[Objective]: Count lines holding the string "structured" in the data that follows. Reply with one number only.

[Given entries]:

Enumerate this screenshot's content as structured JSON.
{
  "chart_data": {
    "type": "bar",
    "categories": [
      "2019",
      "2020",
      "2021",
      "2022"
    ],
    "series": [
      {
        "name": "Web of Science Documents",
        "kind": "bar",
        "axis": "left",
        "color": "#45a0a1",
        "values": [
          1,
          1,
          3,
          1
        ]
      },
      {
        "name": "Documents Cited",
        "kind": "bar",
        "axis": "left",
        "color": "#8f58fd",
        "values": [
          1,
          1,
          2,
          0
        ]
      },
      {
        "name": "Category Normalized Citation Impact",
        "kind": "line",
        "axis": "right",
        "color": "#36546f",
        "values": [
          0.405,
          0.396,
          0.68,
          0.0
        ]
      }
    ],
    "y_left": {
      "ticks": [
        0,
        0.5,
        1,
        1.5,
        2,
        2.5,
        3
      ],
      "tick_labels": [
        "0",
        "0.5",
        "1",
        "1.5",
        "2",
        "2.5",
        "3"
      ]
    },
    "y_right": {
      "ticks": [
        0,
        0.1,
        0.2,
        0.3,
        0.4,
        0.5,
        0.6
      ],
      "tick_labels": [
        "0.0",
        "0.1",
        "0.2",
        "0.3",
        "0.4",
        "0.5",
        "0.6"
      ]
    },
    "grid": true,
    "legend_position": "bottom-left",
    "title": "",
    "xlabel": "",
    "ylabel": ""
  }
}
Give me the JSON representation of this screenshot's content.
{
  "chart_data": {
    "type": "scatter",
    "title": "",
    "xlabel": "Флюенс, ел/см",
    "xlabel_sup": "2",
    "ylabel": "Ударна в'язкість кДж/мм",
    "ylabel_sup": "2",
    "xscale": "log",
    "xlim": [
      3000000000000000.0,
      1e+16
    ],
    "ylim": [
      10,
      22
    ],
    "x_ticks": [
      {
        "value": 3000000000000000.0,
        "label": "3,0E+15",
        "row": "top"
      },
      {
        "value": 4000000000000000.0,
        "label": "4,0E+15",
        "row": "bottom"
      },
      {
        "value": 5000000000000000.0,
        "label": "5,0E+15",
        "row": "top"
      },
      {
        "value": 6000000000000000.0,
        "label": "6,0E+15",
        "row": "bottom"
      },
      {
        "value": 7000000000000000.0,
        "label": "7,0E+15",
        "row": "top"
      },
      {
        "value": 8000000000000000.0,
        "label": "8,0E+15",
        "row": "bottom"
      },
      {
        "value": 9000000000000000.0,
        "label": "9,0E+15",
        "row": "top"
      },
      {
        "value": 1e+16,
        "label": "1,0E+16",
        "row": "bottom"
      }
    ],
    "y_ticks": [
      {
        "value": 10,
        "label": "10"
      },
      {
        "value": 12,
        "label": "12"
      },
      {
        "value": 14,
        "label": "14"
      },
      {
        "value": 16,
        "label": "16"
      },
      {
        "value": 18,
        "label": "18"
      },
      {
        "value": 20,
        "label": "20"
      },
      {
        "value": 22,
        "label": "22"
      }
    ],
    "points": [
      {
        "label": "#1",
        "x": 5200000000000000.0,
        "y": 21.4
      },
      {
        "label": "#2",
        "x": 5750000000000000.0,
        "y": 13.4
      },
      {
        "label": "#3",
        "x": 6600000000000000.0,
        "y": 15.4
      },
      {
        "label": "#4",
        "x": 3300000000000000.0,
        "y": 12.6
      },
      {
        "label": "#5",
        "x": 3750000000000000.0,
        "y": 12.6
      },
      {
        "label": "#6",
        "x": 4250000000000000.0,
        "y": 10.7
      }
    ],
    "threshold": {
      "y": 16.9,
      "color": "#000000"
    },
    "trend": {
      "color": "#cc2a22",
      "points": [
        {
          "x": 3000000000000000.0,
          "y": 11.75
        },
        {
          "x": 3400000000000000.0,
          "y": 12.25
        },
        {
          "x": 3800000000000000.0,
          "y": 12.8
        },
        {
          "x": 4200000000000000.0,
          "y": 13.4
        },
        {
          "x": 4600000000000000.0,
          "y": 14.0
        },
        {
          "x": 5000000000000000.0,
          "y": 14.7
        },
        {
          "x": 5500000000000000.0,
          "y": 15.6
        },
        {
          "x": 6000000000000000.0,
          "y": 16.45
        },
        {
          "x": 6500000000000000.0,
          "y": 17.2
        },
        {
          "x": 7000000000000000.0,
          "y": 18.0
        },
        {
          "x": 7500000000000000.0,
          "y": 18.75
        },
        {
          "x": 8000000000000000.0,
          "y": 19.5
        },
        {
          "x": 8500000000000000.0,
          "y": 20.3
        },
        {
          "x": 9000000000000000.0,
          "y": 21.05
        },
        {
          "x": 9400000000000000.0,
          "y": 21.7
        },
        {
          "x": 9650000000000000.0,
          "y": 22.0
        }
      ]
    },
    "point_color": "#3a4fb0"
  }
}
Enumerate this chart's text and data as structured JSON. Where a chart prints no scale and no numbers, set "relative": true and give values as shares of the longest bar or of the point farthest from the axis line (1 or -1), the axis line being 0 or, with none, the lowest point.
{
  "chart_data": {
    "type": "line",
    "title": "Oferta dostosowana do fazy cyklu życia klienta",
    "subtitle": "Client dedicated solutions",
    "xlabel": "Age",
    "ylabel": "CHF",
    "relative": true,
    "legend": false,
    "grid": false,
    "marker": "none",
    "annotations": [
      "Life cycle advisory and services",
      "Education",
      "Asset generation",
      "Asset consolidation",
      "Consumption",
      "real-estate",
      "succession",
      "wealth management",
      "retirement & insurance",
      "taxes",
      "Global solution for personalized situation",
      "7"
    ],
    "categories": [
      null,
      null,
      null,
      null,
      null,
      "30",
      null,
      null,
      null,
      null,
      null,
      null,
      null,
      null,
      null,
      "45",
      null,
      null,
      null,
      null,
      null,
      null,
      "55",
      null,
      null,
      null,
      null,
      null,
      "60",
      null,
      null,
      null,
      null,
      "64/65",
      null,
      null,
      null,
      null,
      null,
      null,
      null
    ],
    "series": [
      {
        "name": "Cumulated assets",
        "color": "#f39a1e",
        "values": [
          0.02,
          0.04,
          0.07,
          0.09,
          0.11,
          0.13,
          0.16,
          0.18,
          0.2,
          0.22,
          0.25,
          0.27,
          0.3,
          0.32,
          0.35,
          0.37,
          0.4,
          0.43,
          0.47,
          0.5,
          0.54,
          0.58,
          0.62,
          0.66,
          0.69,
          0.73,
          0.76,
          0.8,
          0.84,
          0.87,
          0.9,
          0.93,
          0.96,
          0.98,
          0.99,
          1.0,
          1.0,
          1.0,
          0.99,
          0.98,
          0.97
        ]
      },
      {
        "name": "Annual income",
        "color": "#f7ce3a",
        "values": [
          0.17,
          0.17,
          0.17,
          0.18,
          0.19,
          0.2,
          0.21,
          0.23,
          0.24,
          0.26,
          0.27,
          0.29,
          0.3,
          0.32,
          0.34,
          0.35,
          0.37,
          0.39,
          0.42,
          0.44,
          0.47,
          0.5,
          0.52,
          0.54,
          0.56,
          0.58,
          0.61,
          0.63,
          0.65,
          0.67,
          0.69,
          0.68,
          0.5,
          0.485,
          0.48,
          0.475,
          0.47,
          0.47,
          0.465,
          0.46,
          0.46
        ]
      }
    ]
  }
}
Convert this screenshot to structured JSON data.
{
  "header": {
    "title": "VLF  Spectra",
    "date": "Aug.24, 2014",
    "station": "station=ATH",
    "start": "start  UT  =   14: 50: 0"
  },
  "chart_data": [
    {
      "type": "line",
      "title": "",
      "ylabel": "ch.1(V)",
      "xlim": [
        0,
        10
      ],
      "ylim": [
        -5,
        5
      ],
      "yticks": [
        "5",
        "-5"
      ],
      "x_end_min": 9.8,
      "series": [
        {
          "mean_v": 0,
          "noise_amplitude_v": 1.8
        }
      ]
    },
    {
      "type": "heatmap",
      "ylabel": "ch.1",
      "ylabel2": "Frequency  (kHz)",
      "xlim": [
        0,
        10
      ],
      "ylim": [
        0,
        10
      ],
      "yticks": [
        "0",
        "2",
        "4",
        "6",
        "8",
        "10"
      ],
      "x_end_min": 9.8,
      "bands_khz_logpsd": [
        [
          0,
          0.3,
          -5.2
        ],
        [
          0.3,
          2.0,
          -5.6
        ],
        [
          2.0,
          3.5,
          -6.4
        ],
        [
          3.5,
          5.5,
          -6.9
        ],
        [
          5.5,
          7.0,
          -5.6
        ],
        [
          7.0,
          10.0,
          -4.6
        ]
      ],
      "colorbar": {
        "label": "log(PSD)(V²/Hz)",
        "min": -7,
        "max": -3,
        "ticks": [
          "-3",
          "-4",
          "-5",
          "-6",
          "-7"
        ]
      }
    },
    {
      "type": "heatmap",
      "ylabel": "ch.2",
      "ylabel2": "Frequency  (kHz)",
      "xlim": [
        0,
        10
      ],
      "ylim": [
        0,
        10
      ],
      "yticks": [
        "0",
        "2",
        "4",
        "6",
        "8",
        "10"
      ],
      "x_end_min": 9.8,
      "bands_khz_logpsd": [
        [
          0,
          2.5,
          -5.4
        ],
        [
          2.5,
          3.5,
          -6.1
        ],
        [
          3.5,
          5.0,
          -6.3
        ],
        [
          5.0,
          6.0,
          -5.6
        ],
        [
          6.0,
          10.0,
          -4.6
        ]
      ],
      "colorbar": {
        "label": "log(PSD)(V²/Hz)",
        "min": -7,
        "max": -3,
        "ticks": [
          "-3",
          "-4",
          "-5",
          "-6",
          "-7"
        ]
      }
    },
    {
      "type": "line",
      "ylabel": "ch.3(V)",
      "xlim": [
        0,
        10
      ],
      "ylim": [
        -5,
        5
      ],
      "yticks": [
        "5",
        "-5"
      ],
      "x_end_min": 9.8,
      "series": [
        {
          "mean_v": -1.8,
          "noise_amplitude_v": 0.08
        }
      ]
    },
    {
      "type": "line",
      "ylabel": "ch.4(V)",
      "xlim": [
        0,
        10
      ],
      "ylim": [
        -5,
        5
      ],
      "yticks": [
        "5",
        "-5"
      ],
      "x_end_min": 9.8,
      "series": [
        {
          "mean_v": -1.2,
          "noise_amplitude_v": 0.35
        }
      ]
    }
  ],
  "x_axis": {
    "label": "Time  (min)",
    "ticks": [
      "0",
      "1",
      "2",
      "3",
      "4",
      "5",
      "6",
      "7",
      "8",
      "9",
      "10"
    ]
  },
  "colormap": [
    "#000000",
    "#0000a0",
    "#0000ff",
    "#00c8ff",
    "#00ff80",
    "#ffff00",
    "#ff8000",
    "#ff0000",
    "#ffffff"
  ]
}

[Exercise result]: 3